→ Written problem
Repeat the entries that follow verbatim, without any of their pictures.

▼

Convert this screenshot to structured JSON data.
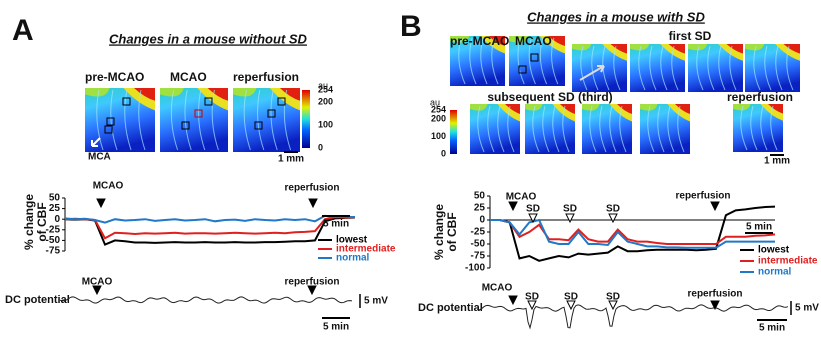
{
  "panels": [
    {
      "label": "A",
      "title": "Changes in a mouse without SD",
      "images": [
        "pre-MCAO",
        "MCAO",
        "reperfusion"
      ],
      "colorbar": {
        "unit": "au",
        "ticks": [
          254,
          200,
          100,
          0
        ]
      },
      "vessel": "MCA",
      "scale": "1 mm",
      "cbf": {
        "type": "line",
        "ylabel": [
          "% change",
          "of CBF"
        ],
        "ylim": [
          -75,
          50
        ],
        "yticks": [
          50,
          25,
          0,
          -25,
          -50,
          -75
        ],
        "events": [
          "MCAO",
          "reperfusion"
        ],
        "time_scale": "5 min",
        "series": [
          {
            "name": "lowest",
            "color": "#000000",
            "values": [
              0,
              -1,
              0,
              -3,
              -60,
              -50,
              -52,
              -55,
              -55,
              -56,
              -55,
              -54,
              -55,
              -55,
              -54,
              -55,
              -55,
              -54,
              -55,
              -55,
              -54,
              -54,
              -53,
              -52,
              -52,
              -50,
              -5,
              2,
              3,
              4
            ]
          },
          {
            "name": "intermediate",
            "color": "#e02020",
            "values": [
              0,
              1,
              0,
              -2,
              -45,
              -32,
              -33,
              -35,
              -33,
              -34,
              -33,
              -32,
              -34,
              -33,
              -33,
              -34,
              -33,
              -32,
              -33,
              -34,
              -33,
              -32,
              -33,
              -31,
              -30,
              -28,
              0,
              5,
              4,
              5
            ]
          },
          {
            "name": "normal",
            "color": "#1f78c8",
            "values": [
              2,
              0,
              1,
              -2,
              -8,
              0,
              -3,
              -2,
              0,
              -4,
              -2,
              0,
              -3,
              -2,
              0,
              -5,
              -2,
              -1,
              -4,
              0,
              -2,
              -3,
              0,
              -2,
              0,
              -5,
              8,
              5,
              6,
              5
            ]
          }
        ]
      },
      "dc": {
        "label": "DC potential",
        "events": [
          "MCAO",
          "reperfusion"
        ],
        "amplitude": "5 mV",
        "time_scale": "5 min"
      }
    },
    {
      "label": "B",
      "title": "Changes in a mouse with SD",
      "images": [
        "pre-MCAO",
        "MCAO",
        "first SD",
        "subsequent SD (third)",
        "reperfusion"
      ],
      "colorbar": {
        "unit": "au",
        "ticks": [
          254,
          200,
          100,
          0
        ]
      },
      "scale": "1 mm",
      "cbf": {
        "type": "line",
        "ylabel": [
          "% change",
          "of CBF"
        ],
        "ylim": [
          -100,
          50
        ],
        "yticks": [
          50,
          25,
          0,
          -25,
          -50,
          -75,
          -100
        ],
        "events": [
          "MCAO",
          "SD",
          "SD",
          "SD",
          "reperfusion"
        ],
        "time_scale": "5 min",
        "series": [
          {
            "name": "lowest",
            "color": "#000000",
            "values": [
              0,
              0,
              -5,
              -80,
              -75,
              -85,
              -80,
              -75,
              -78,
              -70,
              -72,
              -70,
              -68,
              -55,
              -65,
              -65,
              -63,
              -62,
              -62,
              -62,
              -62,
              -63,
              -62,
              -60,
              10,
              20,
              22,
              25,
              27,
              28
            ]
          },
          {
            "name": "intermediate",
            "color": "#e02020",
            "values": [
              0,
              0,
              -5,
              -35,
              -25,
              -10,
              -40,
              -40,
              -42,
              -20,
              -40,
              -45,
              -45,
              -20,
              -40,
              -45,
              -45,
              -48,
              -50,
              -50,
              -50,
              -50,
              -50,
              -50,
              -35,
              -35,
              -35,
              -33,
              -32,
              -30
            ]
          },
          {
            "name": "normal",
            "color": "#1f78c8",
            "values": [
              0,
              0,
              -5,
              -30,
              -5,
              0,
              -45,
              -50,
              -50,
              -25,
              -50,
              -50,
              -52,
              -25,
              -45,
              -50,
              -55,
              -55,
              -57,
              -57,
              -58,
              -58,
              -58,
              -58,
              -45,
              -45,
              -45,
              -45,
              -45,
              -45
            ]
          }
        ]
      },
      "dc": {
        "label": "DC potential",
        "events": [
          "MCAO",
          "SD",
          "SD",
          "SD",
          "reperfusion"
        ],
        "amplitude": "5 mV",
        "time_scale": "5 min"
      }
    }
  ]
}
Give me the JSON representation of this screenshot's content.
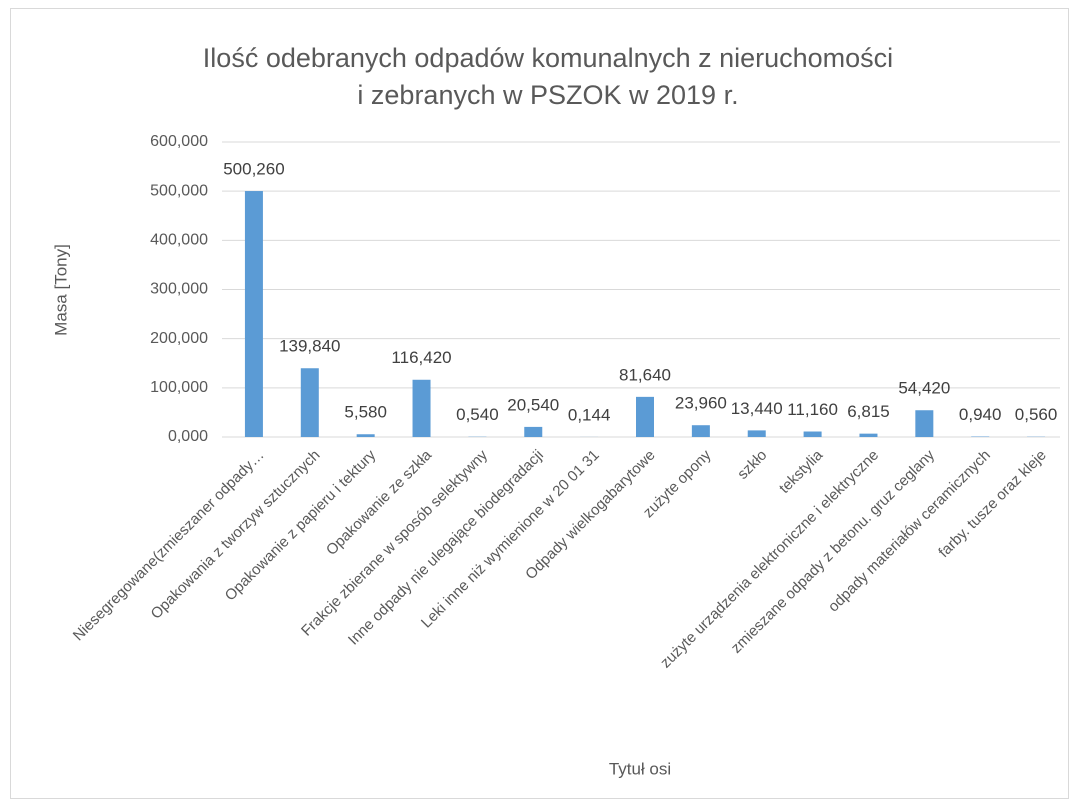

▲

→ Final result
Convert this screenshot to structured JSON data.
{
  "panels": [
    {
      "label": "A",
      "title": "Changes in a mouse without SD",
      "images": [
        "pre-MCAO",
        "MCAO",
        "reperfusion"
      ],
      "colorbar": {
        "unit": "au",
        "ticks": [
          254,
          200,
          100,
          0
        ]
      },
      "vessel": "MCA",
      "scale": "1 mm",
      "cbf": {
        "type": "line",
        "ylabel": [
          "% change",
          "of CBF"
        ],
        "ylim": [
          -75,
          50
        ],
        "yticks": [
          50,
          25,
          0,
          -25,
          -50,
          -75
        ],
        "events": [
          "MCAO",
          "reperfusion"
        ],
        "time_scale": "5 min",
        "series": [
          {
            "name": "lowest",
            "color": "#000000",
            "values": [
              0,
              -1,
              0,
              -3,
              -60,
              -50,
              -52,
              -55,
              -55,
              -56,
              -55,
              -54,
              -55,
              -55,
              -54,
              -55,
              -55,
              -54,
              -55,
              -55,
              -54,
              -54,
              -53,
              -52,
              -52,
              -50,
              -5,
              2,
              3,
              4
            ]
          },
          {
            "name": "intermediate",
            "color": "#e02020",
            "values": [
              0,
              1,
              0,
              -2,
              -45,
              -32,
              -33,
              -35,
              -33,
              -34,
              -33,
              -32,
              -34,
              -33,
              -33,
              -34,
              -33,
              -32,
              -33,
              -34,
              -33,
              -32,
              -33,
              -31,
              -30,
              -28,
              0,
              5,
              4,
              5
            ]
          },
          {
            "name": "normal",
            "color": "#1f78c8",
            "values": [
              2,
              0,
              1,
              -2,
              -8,
              0,
              -3,
              -2,
              0,
              -4,
              -2,
              0,
              -3,
              -2,
              0,
              -5,
              -2,
              -1,
              -4,
              0,
              -2,
              -3,
              0,
              -2,
              0,
              -5,
              8,
              5,
              6,
              5
            ]
          }
        ]
      },
      "dc": {
        "label": "DC potential",
        "events": [
          "MCAO",
          "reperfusion"
        ],
        "amplitude": "5 mV",
        "time_scale": "5 min"
      }
    },
    {
      "label": "B",
      "title": "Changes in a mouse with SD",
      "images": [
        "pre-MCAO",
        "MCAO",
        "first SD",
        "subsequent SD (third)",
        "reperfusion"
      ],
      "colorbar": {
        "unit": "au",
        "ticks": [
          254,
          200,
          100,
          0
        ]
      },
      "scale": "1 mm",
      "cbf": {
        "type": "line",
        "ylabel": [
          "% change",
          "of CBF"
        ],
        "ylim": [
          -100,
          50
        ],
        "yticks": [
          50,
          25,
          0,
          -25,
          -50,
          -75,
          -100
        ],
        "events": [
          "MCAO",
          "SD",
          "SD",
          "SD",
          "reperfusion"
        ],
        "time_scale": "5 min",
        "series": [
          {
            "name": "lowest",
            "color": "#000000",
            "values": [
              0,
              0,
              -5,
              -80,
              -75,
              -85,
              -80,
              -75,
              -78,
              -70,
              -72,
              -70,
              -68,
              -55,
              -65,
              -65,
              -63,
              -62,
              -62,
              -62,
              -62,
              -63,
              -62,
              -60,
              10,
              20,
              22,
              25,
              27,
              28
            ]
          },
          {
            "name": "intermediate",
            "color": "#e02020",
            "values": [
              0,
              0,
              -5,
              -35,
              -25,
              -10,
              -40,
              -40,
              -42,
              -20,
              -40,
              -45,
              -45,
              -20,
              -40,
              -45,
              -45,
              -48,
              -50,
              -50,
              -50,
              -50,
              -50,
              -50,
              -35,
              -35,
              -35,
              -33,
              -32,
              -30
            ]
          },
          {
            "name": "normal",
            "color": "#1f78c8",
            "values": [
              0,
              0,
              -5,
              -30,
              -5,
              0,
              -45,
              -50,
              -50,
              -25,
              -50,
              -50,
              -52,
              -25,
              -45,
              -50,
              -55,
              -55,
              -57,
              -57,
              -58,
              -58,
              -58,
              -58,
              -45,
              -45,
              -45,
              -45,
              -45,
              -45
            ]
          }
        ]
      },
      "dc": {
        "label": "DC potential",
        "events": [
          "MCAO",
          "SD",
          "SD",
          "SD",
          "reperfusion"
        ],
        "amplitude": "5 mV",
        "time_scale": "5 min"
      }
    }
  ]
}
Give me the JSON representation of this screenshot's content.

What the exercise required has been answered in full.